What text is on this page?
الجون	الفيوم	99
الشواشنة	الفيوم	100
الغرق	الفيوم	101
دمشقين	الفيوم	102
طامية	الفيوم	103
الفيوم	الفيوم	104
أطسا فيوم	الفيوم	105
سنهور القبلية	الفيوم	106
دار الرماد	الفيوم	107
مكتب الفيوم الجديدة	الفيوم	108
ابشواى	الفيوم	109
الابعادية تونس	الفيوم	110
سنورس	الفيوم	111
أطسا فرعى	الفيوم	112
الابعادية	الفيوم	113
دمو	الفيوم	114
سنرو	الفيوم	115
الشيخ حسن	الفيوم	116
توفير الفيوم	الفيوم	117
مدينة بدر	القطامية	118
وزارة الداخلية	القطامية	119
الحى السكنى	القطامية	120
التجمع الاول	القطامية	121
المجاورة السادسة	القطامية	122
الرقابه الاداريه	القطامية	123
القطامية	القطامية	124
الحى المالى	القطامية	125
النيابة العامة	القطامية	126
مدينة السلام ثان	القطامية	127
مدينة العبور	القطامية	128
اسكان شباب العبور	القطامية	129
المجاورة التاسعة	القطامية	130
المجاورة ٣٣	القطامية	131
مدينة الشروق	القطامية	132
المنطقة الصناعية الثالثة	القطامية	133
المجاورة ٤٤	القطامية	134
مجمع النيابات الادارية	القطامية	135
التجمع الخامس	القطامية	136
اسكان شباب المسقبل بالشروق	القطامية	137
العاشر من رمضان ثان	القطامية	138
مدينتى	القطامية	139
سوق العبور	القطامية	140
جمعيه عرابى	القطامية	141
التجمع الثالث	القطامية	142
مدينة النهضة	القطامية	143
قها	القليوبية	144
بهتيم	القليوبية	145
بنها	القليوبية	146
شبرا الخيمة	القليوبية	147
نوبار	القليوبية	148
● ● ● ●
> [What to work on]:
Among these entries, how many lines include the string "أطسا"? Reply with the number by itself.

> [The reply]:
2